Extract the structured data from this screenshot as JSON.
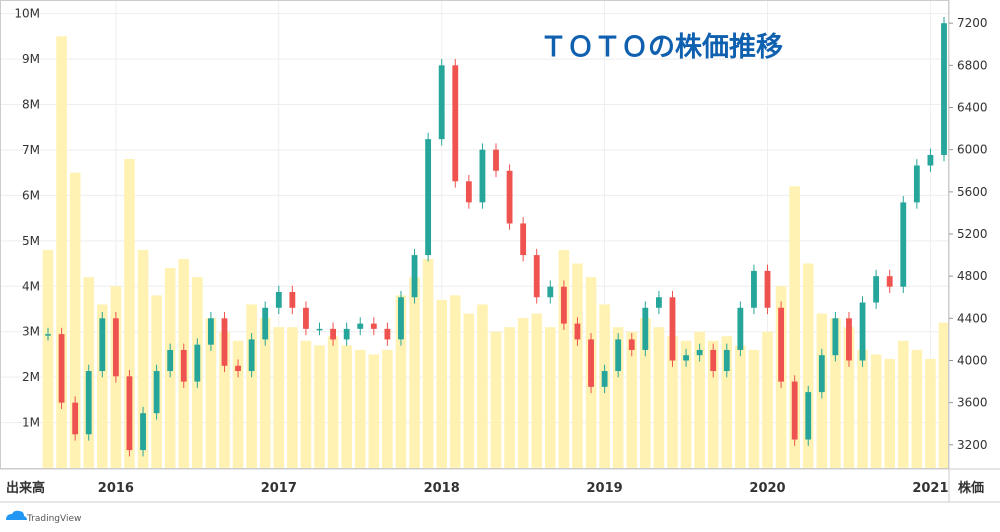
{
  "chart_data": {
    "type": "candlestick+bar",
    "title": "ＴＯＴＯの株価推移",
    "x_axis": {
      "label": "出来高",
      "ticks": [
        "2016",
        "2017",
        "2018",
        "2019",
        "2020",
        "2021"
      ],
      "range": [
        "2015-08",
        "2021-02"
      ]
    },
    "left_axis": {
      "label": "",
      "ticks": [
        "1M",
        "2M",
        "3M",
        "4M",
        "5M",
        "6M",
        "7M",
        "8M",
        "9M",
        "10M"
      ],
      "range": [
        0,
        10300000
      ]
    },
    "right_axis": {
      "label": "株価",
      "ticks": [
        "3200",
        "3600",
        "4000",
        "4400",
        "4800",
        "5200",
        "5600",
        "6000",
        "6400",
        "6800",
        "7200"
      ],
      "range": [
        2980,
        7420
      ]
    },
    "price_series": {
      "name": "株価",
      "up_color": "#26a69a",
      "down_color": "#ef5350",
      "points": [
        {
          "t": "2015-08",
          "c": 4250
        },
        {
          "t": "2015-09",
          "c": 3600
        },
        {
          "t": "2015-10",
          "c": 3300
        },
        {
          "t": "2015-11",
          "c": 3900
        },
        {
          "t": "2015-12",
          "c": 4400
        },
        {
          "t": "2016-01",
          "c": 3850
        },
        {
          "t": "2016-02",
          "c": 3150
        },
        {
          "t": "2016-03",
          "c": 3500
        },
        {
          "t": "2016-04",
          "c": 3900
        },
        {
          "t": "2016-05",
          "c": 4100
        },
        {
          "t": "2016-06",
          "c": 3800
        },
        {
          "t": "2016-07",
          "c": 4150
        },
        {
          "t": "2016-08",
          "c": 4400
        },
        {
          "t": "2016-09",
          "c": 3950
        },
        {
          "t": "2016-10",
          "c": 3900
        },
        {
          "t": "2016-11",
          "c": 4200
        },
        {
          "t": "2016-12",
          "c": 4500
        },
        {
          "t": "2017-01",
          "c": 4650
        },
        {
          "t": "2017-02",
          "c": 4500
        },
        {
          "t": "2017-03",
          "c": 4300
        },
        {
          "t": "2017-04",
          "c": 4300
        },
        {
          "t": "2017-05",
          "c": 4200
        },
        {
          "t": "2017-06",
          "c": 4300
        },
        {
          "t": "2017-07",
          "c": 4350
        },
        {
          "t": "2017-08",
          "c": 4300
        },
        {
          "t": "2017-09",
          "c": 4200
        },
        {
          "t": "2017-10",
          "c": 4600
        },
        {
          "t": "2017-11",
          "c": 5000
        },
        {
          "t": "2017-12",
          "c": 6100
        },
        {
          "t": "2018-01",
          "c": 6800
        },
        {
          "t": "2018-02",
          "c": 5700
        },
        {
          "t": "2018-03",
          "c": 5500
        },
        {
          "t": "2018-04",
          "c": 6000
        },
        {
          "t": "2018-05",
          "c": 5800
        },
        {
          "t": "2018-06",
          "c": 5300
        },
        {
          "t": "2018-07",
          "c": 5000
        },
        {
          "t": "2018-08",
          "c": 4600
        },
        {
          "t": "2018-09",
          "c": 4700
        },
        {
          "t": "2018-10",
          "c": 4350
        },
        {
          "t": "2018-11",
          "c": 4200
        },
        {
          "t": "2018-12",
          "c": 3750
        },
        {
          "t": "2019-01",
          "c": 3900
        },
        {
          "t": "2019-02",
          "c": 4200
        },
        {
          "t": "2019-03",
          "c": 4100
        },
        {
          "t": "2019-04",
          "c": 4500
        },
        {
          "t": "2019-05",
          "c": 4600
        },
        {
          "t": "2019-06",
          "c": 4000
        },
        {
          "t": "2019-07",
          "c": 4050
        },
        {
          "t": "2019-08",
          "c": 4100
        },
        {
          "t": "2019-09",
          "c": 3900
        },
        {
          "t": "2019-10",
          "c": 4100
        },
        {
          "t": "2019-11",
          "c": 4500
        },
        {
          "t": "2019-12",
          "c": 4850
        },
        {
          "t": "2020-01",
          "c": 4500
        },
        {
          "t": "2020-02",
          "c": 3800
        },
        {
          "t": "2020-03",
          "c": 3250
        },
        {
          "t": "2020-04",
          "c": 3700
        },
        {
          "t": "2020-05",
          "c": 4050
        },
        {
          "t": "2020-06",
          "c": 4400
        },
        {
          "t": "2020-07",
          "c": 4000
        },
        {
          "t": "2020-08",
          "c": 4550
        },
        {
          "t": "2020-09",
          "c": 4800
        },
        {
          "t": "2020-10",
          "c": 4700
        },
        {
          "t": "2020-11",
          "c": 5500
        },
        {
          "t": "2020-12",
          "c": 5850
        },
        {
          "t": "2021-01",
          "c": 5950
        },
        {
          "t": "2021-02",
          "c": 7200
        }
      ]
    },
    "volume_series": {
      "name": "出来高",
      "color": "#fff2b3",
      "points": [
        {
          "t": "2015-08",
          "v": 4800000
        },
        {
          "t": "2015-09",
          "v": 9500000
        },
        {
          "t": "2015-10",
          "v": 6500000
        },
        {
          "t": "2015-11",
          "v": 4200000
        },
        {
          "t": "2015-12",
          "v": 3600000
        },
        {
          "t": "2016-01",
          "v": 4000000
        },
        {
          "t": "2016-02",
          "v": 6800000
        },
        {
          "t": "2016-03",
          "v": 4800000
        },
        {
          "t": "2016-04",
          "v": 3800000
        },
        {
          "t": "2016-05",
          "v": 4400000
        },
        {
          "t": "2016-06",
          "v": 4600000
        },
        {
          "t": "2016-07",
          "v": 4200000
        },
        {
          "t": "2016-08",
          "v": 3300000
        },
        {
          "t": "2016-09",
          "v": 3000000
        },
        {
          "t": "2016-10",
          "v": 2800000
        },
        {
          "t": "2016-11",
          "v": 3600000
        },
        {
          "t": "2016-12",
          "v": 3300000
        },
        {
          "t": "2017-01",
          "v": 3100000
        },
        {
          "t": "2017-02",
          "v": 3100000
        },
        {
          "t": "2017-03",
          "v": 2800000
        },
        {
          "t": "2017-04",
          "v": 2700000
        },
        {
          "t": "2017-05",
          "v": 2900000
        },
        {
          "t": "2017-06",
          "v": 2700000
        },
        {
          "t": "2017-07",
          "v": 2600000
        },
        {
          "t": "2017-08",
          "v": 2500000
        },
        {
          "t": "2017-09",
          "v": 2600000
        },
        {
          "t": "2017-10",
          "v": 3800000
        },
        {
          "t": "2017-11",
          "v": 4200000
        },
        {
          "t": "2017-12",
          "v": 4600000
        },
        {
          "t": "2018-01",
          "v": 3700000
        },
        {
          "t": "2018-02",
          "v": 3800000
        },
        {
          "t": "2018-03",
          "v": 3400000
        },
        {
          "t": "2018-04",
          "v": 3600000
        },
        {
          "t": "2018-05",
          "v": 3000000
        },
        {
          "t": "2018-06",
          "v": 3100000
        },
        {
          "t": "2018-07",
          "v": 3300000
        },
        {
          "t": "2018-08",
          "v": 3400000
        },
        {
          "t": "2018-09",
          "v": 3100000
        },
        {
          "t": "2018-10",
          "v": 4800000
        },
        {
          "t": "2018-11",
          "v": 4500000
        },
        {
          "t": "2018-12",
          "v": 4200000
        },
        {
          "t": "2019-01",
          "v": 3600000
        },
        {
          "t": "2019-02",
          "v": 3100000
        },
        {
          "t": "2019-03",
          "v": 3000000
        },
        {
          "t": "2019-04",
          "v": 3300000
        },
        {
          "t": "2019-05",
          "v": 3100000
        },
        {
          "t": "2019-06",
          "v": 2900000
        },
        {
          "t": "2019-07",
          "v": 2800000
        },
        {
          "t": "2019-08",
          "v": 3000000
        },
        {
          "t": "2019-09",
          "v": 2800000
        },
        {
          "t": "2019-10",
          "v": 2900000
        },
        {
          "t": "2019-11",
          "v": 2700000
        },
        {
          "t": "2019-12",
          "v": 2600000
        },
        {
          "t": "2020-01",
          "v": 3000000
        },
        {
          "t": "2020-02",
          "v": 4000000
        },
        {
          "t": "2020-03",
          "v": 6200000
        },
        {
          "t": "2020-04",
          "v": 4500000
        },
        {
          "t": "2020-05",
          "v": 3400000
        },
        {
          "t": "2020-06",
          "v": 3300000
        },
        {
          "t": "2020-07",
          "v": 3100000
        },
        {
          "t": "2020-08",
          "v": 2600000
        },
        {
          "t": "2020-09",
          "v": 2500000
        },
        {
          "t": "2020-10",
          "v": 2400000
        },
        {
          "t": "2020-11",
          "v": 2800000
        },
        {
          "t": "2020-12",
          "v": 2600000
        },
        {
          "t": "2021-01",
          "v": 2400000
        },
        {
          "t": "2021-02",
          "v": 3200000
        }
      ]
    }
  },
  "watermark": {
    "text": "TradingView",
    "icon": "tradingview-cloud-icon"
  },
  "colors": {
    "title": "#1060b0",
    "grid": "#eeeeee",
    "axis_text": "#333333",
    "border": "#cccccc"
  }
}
==
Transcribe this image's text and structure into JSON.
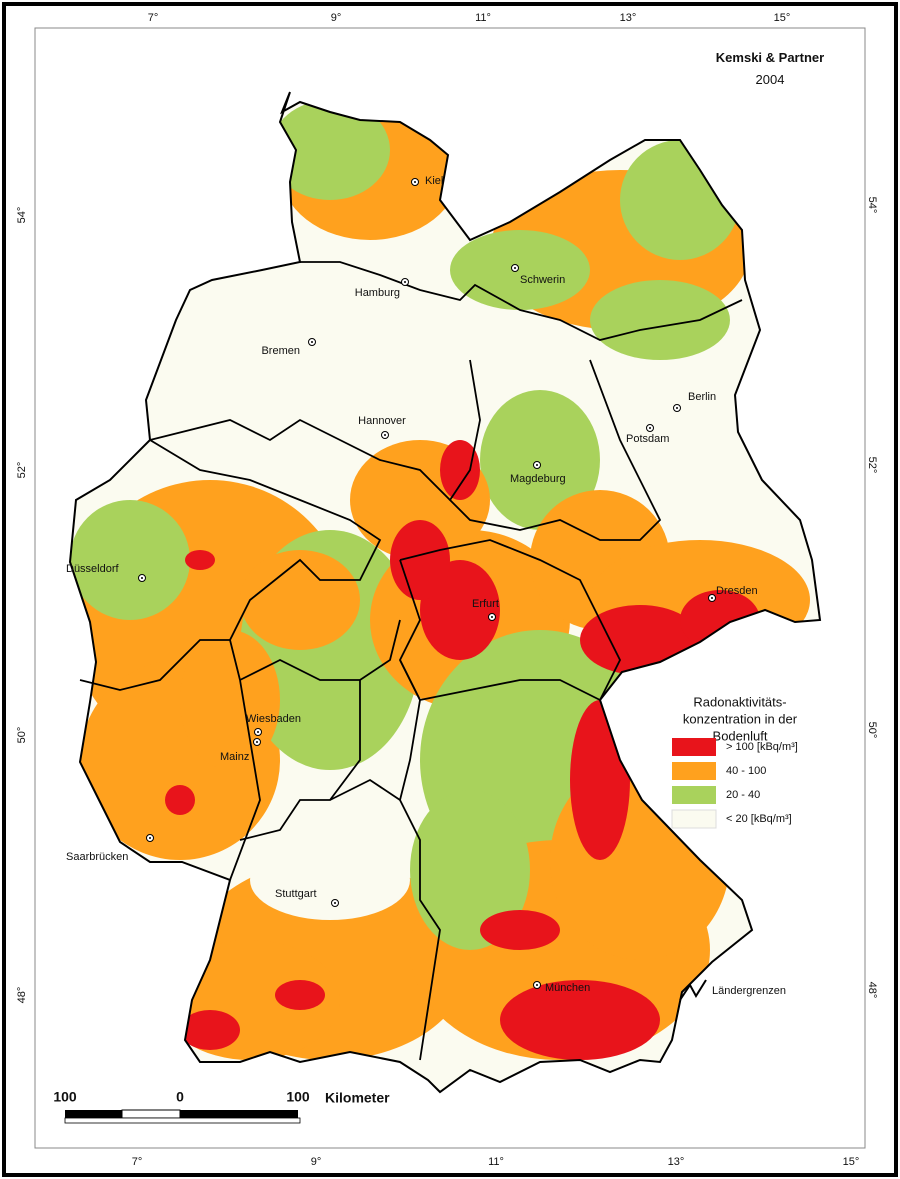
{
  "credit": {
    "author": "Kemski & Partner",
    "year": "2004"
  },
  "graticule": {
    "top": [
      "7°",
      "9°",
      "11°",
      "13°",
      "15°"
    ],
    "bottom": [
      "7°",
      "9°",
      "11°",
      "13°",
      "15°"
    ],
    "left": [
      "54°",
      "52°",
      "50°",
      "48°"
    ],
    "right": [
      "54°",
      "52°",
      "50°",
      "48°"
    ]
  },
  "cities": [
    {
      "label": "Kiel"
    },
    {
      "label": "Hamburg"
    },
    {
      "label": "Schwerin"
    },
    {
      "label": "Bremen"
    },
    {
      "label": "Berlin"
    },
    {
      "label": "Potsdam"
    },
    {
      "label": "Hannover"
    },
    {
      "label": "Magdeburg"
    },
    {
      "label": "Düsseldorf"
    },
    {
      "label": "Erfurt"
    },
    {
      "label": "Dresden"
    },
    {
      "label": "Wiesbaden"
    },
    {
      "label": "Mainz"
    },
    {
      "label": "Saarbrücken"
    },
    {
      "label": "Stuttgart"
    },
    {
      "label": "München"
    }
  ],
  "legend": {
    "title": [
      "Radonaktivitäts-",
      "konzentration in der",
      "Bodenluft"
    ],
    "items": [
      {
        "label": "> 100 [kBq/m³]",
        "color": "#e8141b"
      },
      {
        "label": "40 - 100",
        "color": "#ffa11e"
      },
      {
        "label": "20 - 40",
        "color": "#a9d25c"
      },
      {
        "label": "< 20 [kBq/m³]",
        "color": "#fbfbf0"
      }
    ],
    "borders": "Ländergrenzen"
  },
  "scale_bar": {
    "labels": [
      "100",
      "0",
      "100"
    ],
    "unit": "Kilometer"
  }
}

• [STATED EXERCISE]:
Copy all lines from the listing that contain "JSON".

• [WRITTEN SOLUTION]:
Extract the structured data from this screenshot as JSON.
Transcribe this image's text and structure into JSON.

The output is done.